The task => In full and without alteration, give the listing again.

** BEGIN **

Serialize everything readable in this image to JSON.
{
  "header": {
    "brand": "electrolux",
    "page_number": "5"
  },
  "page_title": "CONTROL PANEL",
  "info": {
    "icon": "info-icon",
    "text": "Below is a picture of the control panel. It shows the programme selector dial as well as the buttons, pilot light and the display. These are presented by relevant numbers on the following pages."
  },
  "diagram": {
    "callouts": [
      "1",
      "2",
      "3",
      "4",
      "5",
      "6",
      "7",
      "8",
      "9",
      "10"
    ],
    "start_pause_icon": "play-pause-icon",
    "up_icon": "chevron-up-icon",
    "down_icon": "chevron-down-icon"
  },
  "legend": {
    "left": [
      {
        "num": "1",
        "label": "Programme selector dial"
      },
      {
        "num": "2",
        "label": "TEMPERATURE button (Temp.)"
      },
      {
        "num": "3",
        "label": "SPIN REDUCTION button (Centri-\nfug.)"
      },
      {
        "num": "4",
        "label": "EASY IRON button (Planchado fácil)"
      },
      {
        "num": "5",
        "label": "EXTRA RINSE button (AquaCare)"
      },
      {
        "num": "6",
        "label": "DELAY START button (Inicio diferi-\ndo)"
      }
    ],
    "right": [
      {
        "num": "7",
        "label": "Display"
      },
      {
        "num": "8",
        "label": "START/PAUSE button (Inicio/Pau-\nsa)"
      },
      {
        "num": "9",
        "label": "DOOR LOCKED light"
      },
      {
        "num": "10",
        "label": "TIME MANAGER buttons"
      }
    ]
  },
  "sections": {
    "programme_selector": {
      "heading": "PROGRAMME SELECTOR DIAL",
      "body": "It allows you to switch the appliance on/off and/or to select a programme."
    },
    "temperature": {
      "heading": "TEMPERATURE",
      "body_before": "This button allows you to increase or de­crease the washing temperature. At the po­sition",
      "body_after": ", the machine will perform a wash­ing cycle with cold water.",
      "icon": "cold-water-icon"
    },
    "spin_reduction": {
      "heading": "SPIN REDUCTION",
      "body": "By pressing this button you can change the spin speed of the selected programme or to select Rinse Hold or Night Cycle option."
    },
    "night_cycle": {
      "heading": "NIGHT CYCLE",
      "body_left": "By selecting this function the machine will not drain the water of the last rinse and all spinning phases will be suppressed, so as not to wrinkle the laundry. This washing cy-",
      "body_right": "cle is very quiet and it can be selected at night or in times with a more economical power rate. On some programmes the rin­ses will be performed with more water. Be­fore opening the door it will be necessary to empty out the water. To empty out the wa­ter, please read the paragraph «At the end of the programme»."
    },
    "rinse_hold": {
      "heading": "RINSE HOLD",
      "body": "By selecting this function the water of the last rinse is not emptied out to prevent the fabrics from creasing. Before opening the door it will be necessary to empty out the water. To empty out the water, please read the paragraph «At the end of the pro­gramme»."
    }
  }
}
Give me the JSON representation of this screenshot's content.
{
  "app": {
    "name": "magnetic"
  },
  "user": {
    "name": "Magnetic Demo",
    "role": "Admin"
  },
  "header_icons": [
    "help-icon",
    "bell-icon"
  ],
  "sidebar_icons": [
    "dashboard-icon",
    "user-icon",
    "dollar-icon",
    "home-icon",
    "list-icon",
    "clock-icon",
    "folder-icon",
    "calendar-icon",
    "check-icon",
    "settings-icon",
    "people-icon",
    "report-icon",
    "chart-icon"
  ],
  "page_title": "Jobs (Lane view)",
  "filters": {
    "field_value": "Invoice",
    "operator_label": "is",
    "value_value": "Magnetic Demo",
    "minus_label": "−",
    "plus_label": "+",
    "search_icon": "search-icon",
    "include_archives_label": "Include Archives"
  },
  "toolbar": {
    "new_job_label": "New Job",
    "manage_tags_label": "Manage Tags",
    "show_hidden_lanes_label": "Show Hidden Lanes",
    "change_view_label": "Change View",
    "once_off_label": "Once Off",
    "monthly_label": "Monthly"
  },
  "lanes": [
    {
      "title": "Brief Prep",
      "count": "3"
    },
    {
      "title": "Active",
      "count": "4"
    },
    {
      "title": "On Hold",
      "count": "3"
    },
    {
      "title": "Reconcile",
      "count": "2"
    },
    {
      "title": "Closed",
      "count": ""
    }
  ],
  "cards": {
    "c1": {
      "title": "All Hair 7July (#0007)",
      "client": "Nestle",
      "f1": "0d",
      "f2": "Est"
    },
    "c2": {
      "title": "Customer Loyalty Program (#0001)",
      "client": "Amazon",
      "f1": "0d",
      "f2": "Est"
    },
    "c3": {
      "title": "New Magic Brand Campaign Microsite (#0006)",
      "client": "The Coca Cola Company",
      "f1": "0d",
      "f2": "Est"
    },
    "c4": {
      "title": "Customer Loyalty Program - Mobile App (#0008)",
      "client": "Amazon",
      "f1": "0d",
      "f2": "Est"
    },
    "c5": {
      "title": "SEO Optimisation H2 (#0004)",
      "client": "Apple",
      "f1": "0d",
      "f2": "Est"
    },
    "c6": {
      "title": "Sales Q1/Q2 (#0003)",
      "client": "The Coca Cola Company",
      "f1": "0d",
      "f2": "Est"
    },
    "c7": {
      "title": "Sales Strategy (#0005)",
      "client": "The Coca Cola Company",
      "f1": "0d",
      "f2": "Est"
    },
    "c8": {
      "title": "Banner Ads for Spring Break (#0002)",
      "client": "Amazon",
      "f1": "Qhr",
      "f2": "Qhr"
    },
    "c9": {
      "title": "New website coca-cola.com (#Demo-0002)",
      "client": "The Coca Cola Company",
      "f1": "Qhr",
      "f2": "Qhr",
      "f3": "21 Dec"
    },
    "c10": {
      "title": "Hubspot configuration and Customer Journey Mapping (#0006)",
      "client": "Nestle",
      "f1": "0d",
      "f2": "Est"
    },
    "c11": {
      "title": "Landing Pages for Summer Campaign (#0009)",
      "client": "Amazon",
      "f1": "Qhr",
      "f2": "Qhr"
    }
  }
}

** END **

Reply =>
Serialize everything readable in this image to JSON.
{
  "header": {
    "brand": "electrolux",
    "page_number": "5"
  },
  "page_title": "CONTROL PANEL",
  "info": {
    "icon": "info-icon",
    "text": "Below is a picture of the control panel. It shows the programme selector dial as well as the buttons, pilot light and the display. These are presented by relevant numbers on the following pages."
  },
  "diagram": {
    "callouts": [
      "1",
      "2",
      "3",
      "4",
      "5",
      "6",
      "7",
      "8",
      "9",
      "10"
    ],
    "start_pause_icon": "play-pause-icon",
    "up_icon": "chevron-up-icon",
    "down_icon": "chevron-down-icon"
  },
  "legend": {
    "left": [
      {
        "num": "1",
        "label": "Programme selector dial"
      },
      {
        "num": "2",
        "label": "TEMPERATURE button (Temp.)"
      },
      {
        "num": "3",
        "label": "SPIN REDUCTION button (Centri-\nfug.)"
      },
      {
        "num": "4",
        "label": "EASY IRON button (Planchado fácil)"
      },
      {
        "num": "5",
        "label": "EXTRA RINSE button (AquaCare)"
      },
      {
        "num": "6",
        "label": "DELAY START button (Inicio diferi-\ndo)"
      }
    ],
    "right": [
      {
        "num": "7",
        "label": "Display"
      },
      {
        "num": "8",
        "label": "START/PAUSE button (Inicio/Pau-\nsa)"
      },
      {
        "num": "9",
        "label": "DOOR LOCKED light"
      },
      {
        "num": "10",
        "label": "TIME MANAGER buttons"
      }
    ]
  },
  "sections": {
    "programme_selector": {
      "heading": "PROGRAMME SELECTOR DIAL",
      "body": "It allows you to switch the appliance on/off and/or to select a programme."
    },
    "temperature": {
      "heading": "TEMPERATURE",
      "body_before": "This button allows you to increase or de­crease the washing temperature. At the po­sition",
      "body_after": ", the machine will perform a wash­ing cycle with cold water.",
      "icon": "cold-water-icon"
    },
    "spin_reduction": {
      "heading": "SPIN REDUCTION",
      "body": "By pressing this button you can change the spin speed of the selected programme or to select Rinse Hold or Night Cycle option."
    },
    "night_cycle": {
      "heading": "NIGHT CYCLE",
      "body_left": "By selecting this function the machine will not drain the water of the last rinse and all spinning phases will be suppressed, so as not to wrinkle the laundry. This washing cy-",
      "body_right": "cle is very quiet and it can be selected at night or in times with a more economical power rate. On some programmes the rin­ses will be performed with more water. Be­fore opening the door it will be necessary to empty out the water. To empty out the wa­ter, please read the paragraph «At the end of the programme»."
    },
    "rinse_hold": {
      "heading": "RINSE HOLD",
      "body": "By selecting this function the water of the last rinse is not emptied out to prevent the fabrics from creasing. Before opening the door it will be necessary to empty out the water. To empty out the water, please read the paragraph «At the end of the pro­gramme»."
    }
  }
}
Give me the JSON representation of this screenshot's content.
{
  "app": {
    "name": "magnetic"
  },
  "user": {
    "name": "Magnetic Demo",
    "role": "Admin"
  },
  "header_icons": [
    "help-icon",
    "bell-icon"
  ],
  "sidebar_icons": [
    "dashboard-icon",
    "user-icon",
    "dollar-icon",
    "home-icon",
    "list-icon",
    "clock-icon",
    "folder-icon",
    "calendar-icon",
    "check-icon",
    "settings-icon",
    "people-icon",
    "report-icon",
    "chart-icon"
  ],
  "page_title": "Jobs (Lane view)",
  "filters": {
    "field_value": "Invoice",
    "operator_label": "is",
    "value_value": "Magnetic Demo",
    "minus_label": "−",
    "plus_label": "+",
    "search_icon": "search-icon",
    "include_archives_label": "Include Archives"
  },
  "toolbar": {
    "new_job_label": "New Job",
    "manage_tags_label": "Manage Tags",
    "show_hidden_lanes_label": "Show Hidden Lanes",
    "change_view_label": "Change View",
    "once_off_label": "Once Off",
    "monthly_label": "Monthly"
  },
  "lanes": [
    {
      "title": "Brief Prep",
      "count": "3"
    },
    {
      "title": "Active",
      "count": "4"
    },
    {
      "title": "On Hold",
      "count": "3"
    },
    {
      "title": "Reconcile",
      "count": "2"
    },
    {
      "title": "Closed",
      "count": ""
    }
  ],
  "cards": {
    "c1": {
      "title": "All Hair 7July (#0007)",
      "client": "Nestle",
      "f1": "0d",
      "f2": "Est"
    },
    "c2": {
      "title": "Customer Loyalty Program (#0001)",
      "client": "Amazon",
      "f1": "0d",
      "f2": "Est"
    },
    "c3": {
      "title": "New Magic Brand Campaign Microsite (#0006)",
      "client": "The Coca Cola Company",
      "f1": "0d",
      "f2": "Est"
    },
    "c4": {
      "title": "Customer Loyalty Program - Mobile App (#0008)",
      "client": "Amazon",
      "f1": "0d",
      "f2": "Est"
    },
    "c5": {
      "title": "SEO Optimisation H2 (#0004)",
      "client": "Apple",
      "f1": "0d",
      "f2": "Est"
    },
    "c6": {
      "title": "Sales Q1/Q2 (#0003)",
      "client": "The Coca Cola Company",
      "f1": "0d",
      "f2": "Est"
    },
    "c7": {
      "title": "Sales Strategy (#0005)",
      "client": "The Coca Cola Company",
      "f1": "0d",
      "f2": "Est"
    },
    "c8": {
      "title": "Banner Ads for Spring Break (#0002)",
      "client": "Amazon",
      "f1": "Qhr",
      "f2": "Qhr"
    },
    "c9": {
      "title": "New website coca-cola.com (#Demo-0002)",
      "client": "The Coca Cola Company",
      "f1": "Qhr",
      "f2": "Qhr",
      "f3": "21 Dec"
    },
    "c10": {
      "title": "Hubspot configuration and Customer Journey Mapping (#0006)",
      "client": "Nestle",
      "f1": "0d",
      "f2": "Est"
    },
    "c11": {
      "title": "Landing Pages for Summer Campaign (#0009)",
      "client": "Amazon",
      "f1": "Qhr",
      "f2": "Qhr"
    }
  }
}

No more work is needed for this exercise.